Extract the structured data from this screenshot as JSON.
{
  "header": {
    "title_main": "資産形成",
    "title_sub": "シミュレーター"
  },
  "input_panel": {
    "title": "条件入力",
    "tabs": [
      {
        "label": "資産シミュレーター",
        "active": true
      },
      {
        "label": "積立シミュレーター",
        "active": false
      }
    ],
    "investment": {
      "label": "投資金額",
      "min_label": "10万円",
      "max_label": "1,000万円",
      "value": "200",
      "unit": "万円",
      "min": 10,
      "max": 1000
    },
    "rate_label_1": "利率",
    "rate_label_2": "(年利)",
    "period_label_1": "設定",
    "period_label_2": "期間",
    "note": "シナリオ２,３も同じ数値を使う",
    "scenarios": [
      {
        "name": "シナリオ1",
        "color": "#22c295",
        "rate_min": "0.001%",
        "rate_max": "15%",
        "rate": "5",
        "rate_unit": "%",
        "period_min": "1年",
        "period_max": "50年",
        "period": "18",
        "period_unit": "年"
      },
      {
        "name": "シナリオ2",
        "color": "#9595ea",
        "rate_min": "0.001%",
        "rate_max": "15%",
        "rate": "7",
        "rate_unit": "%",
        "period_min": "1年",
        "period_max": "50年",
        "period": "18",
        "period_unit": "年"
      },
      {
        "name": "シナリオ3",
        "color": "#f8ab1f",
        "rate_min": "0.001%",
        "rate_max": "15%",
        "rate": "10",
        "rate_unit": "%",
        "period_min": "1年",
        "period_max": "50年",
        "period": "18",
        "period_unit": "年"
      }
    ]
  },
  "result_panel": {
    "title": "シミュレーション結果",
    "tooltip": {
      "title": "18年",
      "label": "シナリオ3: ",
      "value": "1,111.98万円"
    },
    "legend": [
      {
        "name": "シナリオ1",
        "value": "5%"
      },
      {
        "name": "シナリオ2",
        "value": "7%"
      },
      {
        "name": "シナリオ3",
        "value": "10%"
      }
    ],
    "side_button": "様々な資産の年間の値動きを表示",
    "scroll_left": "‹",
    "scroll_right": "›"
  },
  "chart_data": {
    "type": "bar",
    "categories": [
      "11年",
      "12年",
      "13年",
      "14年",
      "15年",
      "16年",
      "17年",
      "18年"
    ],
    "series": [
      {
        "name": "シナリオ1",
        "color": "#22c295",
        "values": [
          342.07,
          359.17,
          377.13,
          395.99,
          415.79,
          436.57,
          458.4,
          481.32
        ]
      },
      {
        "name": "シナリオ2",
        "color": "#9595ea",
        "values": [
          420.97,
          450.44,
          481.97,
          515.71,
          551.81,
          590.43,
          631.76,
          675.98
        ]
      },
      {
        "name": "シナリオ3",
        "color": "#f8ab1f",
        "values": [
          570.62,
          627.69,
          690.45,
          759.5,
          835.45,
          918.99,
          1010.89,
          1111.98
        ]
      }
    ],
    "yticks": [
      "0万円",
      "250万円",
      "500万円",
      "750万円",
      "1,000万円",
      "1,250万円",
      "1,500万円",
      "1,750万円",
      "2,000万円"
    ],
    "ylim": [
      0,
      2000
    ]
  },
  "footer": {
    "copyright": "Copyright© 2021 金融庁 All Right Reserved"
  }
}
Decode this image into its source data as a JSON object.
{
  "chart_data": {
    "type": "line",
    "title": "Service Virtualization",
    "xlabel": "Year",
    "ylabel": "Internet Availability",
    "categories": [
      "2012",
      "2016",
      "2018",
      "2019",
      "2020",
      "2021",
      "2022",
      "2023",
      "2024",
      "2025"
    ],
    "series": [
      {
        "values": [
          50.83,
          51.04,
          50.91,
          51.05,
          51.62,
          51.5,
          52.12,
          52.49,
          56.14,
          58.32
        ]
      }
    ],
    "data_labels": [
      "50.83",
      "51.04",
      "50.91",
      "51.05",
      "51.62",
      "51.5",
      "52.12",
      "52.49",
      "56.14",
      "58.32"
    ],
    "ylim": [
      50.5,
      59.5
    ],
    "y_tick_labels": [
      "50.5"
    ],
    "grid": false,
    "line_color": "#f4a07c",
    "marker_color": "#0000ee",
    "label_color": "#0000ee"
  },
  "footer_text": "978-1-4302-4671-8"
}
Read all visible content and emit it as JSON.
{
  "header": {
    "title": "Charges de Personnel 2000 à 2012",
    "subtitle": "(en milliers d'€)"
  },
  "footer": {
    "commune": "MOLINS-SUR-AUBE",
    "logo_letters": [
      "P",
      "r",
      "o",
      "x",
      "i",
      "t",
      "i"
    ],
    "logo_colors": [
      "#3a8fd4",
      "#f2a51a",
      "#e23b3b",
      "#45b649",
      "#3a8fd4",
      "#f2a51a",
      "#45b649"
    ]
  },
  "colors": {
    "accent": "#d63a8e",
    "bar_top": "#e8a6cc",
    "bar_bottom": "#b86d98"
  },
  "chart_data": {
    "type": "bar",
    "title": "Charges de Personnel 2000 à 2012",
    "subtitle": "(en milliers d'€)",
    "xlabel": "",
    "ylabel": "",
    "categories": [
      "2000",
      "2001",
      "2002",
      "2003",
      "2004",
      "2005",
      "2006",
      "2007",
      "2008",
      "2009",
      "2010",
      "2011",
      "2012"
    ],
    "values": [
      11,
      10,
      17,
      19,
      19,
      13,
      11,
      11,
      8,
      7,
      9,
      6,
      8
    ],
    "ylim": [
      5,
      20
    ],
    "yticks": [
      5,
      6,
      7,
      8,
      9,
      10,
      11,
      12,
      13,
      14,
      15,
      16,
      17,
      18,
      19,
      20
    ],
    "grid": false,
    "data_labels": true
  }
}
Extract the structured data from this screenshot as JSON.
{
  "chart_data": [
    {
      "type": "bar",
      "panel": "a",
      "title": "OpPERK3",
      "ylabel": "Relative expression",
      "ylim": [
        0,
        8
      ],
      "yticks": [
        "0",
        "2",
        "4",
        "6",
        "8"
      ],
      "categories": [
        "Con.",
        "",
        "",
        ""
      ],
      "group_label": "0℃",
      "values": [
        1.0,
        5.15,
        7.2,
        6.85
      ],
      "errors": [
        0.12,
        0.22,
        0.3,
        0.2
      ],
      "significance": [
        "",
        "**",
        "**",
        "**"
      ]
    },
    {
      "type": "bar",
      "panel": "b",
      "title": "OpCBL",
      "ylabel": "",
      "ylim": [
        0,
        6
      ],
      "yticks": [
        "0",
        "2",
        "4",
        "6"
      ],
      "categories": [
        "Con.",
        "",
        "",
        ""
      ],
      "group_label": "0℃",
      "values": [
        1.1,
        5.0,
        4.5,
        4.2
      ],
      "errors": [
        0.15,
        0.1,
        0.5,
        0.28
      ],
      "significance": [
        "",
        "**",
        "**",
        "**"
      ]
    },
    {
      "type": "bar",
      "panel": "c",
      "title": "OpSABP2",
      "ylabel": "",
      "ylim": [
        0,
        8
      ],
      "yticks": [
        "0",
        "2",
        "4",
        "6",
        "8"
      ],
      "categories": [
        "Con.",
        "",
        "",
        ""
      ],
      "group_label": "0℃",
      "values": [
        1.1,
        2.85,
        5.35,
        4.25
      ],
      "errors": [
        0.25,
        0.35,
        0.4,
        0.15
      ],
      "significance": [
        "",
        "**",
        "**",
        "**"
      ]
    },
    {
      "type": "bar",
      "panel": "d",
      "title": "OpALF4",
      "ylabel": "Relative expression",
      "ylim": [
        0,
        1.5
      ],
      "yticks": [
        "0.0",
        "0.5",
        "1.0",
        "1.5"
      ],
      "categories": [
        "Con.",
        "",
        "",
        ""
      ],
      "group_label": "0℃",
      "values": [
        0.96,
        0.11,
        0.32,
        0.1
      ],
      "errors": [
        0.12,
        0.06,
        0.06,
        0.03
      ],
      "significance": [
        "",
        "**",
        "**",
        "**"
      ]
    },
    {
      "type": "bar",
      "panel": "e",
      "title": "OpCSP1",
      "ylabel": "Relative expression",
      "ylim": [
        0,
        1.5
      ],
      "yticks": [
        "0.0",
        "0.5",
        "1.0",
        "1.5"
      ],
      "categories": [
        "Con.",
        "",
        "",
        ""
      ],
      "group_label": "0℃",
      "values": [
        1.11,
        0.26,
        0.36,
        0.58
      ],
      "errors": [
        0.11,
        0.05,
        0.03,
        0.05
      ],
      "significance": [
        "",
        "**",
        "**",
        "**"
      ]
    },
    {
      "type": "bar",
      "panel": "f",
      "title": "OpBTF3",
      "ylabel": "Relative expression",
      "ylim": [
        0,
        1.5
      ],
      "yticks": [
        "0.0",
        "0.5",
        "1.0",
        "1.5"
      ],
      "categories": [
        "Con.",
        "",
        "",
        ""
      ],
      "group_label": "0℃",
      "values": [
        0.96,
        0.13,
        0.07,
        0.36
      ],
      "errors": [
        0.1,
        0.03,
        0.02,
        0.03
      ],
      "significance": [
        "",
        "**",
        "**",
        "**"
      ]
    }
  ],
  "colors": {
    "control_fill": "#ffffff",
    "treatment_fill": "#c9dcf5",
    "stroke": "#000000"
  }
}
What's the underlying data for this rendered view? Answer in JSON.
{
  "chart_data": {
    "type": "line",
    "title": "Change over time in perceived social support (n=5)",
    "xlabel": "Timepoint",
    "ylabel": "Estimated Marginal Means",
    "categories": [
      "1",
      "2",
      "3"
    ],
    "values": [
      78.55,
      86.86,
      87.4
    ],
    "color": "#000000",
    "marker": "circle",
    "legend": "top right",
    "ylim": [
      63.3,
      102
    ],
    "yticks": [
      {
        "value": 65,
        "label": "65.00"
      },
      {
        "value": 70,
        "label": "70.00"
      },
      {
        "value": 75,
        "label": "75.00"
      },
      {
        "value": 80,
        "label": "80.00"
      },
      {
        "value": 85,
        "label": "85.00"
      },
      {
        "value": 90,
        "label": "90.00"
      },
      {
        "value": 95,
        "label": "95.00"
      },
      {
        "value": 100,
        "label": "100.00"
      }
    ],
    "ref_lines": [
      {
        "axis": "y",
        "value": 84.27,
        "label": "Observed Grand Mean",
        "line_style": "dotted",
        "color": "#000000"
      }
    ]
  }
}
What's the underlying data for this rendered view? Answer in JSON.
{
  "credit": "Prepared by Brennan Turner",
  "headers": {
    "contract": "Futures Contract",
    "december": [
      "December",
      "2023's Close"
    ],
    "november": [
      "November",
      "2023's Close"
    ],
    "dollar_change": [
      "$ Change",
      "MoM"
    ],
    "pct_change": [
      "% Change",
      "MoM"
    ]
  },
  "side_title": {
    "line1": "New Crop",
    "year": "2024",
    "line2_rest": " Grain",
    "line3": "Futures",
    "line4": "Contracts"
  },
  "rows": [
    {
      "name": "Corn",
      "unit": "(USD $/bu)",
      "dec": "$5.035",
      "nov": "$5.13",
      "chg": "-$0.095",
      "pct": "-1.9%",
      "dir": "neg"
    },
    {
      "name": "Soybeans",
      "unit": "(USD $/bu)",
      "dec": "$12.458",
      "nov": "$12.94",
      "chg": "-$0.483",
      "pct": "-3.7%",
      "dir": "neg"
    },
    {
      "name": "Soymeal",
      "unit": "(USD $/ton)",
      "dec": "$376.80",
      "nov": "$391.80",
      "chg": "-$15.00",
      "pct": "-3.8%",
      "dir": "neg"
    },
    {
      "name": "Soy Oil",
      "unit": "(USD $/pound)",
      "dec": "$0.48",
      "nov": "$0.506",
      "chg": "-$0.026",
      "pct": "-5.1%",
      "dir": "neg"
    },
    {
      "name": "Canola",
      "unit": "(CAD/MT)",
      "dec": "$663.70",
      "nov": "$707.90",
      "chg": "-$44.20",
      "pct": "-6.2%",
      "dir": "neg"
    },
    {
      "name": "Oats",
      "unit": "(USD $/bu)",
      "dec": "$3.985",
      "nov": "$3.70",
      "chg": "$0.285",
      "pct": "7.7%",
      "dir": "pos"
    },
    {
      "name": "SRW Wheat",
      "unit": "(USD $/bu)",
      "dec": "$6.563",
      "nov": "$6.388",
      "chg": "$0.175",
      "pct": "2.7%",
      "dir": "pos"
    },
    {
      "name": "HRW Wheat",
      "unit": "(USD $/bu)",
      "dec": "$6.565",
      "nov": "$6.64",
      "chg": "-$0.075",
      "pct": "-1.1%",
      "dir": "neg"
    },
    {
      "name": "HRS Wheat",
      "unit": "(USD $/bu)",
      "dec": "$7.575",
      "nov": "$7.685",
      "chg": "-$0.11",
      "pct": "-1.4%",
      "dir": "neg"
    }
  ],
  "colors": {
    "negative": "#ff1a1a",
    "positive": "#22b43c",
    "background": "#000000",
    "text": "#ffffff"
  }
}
····················
> Stated task:
From the records above, pick out and copy each line holding the word "xlabel".

> The response:
    "xlabel": "Year",
    "xlabel": "",
    "xlabel": "Timepoint",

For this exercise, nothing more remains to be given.